▸ The request: The required output is the line containing "Convert this document image to plain text." through the final line of the material below, printed exactly, with no other lines.

▸ Input for this task:
.....

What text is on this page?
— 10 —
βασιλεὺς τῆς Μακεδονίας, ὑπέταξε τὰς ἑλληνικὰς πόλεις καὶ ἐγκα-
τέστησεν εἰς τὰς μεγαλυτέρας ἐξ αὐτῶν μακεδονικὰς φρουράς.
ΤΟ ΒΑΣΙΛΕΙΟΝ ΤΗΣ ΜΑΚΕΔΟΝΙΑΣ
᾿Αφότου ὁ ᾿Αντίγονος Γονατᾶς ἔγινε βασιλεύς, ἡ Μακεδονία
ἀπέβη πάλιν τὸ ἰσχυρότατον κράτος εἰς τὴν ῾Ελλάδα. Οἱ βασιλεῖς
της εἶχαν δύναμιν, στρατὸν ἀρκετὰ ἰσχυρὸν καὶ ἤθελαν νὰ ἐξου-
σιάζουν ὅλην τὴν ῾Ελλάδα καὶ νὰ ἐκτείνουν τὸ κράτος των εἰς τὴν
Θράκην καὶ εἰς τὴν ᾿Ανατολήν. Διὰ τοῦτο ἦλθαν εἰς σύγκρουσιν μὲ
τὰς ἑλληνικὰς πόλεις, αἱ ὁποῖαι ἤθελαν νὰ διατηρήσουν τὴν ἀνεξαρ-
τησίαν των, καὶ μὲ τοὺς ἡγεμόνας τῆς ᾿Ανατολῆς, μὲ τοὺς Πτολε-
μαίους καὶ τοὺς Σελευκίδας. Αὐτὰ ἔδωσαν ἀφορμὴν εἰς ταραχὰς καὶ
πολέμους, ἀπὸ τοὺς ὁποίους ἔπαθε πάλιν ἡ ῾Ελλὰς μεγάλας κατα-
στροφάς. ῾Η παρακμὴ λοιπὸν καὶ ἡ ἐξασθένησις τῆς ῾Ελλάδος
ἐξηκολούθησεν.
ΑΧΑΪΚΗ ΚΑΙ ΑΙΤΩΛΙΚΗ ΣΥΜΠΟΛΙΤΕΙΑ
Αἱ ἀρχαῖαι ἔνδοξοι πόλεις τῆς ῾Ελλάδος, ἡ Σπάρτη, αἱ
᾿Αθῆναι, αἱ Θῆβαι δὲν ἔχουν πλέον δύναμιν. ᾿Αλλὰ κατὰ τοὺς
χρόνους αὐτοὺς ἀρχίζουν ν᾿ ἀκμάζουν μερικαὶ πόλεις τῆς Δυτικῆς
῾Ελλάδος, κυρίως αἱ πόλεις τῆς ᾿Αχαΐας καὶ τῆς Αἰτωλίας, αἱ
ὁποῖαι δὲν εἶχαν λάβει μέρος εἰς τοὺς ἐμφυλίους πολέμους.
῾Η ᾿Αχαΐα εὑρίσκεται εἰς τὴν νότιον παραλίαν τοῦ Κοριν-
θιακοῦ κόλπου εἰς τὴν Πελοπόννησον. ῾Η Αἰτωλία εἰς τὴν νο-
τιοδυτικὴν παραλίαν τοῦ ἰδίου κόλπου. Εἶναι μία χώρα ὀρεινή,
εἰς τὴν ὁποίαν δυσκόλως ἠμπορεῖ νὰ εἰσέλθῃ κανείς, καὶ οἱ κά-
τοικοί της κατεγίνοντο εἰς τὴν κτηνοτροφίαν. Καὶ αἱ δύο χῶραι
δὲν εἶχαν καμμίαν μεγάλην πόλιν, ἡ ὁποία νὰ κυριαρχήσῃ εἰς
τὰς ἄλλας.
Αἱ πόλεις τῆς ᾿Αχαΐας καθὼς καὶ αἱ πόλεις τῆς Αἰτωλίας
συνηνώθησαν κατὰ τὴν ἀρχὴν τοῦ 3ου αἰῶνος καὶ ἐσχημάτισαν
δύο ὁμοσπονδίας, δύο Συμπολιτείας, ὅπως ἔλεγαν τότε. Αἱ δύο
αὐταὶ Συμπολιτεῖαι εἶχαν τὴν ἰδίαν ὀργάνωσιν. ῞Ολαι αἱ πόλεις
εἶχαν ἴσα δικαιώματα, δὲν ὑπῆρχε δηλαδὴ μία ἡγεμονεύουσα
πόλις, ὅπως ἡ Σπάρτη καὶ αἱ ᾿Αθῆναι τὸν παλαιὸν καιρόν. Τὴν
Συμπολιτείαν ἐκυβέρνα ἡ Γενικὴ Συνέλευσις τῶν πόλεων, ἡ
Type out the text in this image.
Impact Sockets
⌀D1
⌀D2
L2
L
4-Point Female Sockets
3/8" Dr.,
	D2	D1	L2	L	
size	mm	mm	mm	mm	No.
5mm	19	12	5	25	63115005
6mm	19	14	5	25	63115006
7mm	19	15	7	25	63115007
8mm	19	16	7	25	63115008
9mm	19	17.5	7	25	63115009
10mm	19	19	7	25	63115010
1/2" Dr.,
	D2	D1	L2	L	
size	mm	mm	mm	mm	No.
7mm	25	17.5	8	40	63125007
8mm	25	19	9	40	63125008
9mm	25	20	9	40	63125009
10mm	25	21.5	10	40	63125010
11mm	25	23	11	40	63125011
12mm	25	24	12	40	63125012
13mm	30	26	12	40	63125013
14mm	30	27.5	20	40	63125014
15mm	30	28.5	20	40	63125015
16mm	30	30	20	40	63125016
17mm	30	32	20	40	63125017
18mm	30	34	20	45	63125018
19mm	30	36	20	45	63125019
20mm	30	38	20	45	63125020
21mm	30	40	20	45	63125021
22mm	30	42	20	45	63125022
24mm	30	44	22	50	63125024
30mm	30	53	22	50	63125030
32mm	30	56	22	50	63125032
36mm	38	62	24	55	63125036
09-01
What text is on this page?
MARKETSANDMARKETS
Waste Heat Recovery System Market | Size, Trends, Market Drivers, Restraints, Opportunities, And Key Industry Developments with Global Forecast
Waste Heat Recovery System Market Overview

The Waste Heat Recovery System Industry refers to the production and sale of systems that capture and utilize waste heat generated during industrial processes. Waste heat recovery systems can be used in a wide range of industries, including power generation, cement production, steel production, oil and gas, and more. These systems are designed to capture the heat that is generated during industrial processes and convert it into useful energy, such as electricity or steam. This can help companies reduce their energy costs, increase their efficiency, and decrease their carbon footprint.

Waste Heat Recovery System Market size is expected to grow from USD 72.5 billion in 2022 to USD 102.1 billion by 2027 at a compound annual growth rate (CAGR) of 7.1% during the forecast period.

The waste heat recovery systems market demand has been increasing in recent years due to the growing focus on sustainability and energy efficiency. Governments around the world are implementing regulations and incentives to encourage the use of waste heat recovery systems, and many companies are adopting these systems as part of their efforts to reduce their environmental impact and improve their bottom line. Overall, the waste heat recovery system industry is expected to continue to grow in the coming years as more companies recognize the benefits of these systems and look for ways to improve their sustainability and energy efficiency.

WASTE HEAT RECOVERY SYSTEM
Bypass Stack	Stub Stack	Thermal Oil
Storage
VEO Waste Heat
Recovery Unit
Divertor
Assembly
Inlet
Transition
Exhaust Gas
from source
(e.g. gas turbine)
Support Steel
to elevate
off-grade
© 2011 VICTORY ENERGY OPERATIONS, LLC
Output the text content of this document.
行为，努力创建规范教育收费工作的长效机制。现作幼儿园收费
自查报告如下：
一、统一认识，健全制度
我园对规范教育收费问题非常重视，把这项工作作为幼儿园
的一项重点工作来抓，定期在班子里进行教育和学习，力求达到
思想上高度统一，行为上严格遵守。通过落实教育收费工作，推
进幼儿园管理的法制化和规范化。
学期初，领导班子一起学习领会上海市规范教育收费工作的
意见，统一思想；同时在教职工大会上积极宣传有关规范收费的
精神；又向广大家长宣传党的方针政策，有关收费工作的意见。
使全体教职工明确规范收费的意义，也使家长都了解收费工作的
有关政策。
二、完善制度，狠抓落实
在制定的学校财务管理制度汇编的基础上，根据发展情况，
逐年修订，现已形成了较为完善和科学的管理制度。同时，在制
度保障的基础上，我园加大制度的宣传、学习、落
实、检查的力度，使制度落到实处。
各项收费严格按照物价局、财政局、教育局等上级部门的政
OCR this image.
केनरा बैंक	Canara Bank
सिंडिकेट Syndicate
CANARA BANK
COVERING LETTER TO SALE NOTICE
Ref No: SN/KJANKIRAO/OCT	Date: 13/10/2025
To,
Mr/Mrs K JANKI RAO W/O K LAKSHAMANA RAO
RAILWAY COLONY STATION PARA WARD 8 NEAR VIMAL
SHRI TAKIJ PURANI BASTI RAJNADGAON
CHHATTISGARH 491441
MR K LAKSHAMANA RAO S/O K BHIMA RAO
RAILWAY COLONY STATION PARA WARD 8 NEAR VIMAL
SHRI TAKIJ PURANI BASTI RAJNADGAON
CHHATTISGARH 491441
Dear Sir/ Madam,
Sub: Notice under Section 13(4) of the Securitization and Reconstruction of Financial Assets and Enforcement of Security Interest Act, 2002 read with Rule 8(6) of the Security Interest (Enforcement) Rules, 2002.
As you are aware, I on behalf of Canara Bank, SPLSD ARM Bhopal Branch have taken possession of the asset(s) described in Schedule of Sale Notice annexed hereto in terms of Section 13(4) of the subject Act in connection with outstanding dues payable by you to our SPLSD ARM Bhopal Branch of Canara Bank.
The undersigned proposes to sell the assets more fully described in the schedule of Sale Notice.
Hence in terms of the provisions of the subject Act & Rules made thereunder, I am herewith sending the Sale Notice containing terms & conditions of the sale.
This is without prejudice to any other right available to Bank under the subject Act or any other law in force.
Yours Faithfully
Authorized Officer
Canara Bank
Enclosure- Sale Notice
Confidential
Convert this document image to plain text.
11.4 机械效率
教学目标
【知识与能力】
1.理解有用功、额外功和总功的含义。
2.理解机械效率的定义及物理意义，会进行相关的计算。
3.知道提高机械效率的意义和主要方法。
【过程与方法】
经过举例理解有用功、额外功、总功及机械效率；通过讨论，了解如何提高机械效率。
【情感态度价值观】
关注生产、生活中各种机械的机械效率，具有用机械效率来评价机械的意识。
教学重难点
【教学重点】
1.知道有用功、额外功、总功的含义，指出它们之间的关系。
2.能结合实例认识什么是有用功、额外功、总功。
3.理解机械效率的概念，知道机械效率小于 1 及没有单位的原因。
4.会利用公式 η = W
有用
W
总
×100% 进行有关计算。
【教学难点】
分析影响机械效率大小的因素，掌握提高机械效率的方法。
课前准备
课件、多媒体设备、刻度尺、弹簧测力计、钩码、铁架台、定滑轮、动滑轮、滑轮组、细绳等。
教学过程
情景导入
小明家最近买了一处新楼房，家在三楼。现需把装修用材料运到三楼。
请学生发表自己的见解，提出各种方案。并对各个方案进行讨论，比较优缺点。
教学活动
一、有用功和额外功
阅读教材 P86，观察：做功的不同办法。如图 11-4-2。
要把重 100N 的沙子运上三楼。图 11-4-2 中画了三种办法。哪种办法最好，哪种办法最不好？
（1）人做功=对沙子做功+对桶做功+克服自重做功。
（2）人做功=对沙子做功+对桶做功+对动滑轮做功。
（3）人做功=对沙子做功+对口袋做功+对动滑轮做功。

.....

▸ Exercise answer:
Convert this document image to plain text.
11.4 机械效率
教学目标
【知识与能力】
1.理解有用功、额外功和总功的含义。
2.理解机械效率的定义及物理意义，会进行相关的计算。
3.知道提高机械效率的意义和主要方法。
【过程与方法】
经过举例理解有用功、额外功、总功及机械效率；通过讨论，了解如何提高机械效率。
【情感态度价值观】
关注生产、生活中各种机械的机械效率，具有用机械效率来评价机械的意识。
教学重难点
【教学重点】
1.知道有用功、额外功、总功的含义，指出它们之间的关系。
2.能结合实例认识什么是有用功、额外功、总功。
3.理解机械效率的概念，知道机械效率小于 1 及没有单位的原因。
4.会利用公式 η = W
有用
W
总
×100% 进行有关计算。
【教学难点】
分析影响机械效率大小的因素，掌握提高机械效率的方法。
课前准备
课件、多媒体设备、刻度尺、弹簧测力计、钩码、铁架台、定滑轮、动滑轮、滑轮组、细绳等。
教学过程
情景导入
小明家最近买了一处新楼房，家在三楼。现需把装修用材料运到三楼。
请学生发表自己的见解，提出各种方案。并对各个方案进行讨论，比较优缺点。
教学活动
一、有用功和额外功
阅读教材 P86，观察：做功的不同办法。如图 11-4-2。
要把重 100N 的沙子运上三楼。图 11-4-2 中画了三种办法。哪种办法最好，哪种办法最不好？
（1）人做功=对沙子做功+对桶做功+克服自重做功。
（2）人做功=对沙子做功+对桶做功+对动滑轮做功。
（3）人做功=对沙子做功+对口袋做功+对动滑轮做功。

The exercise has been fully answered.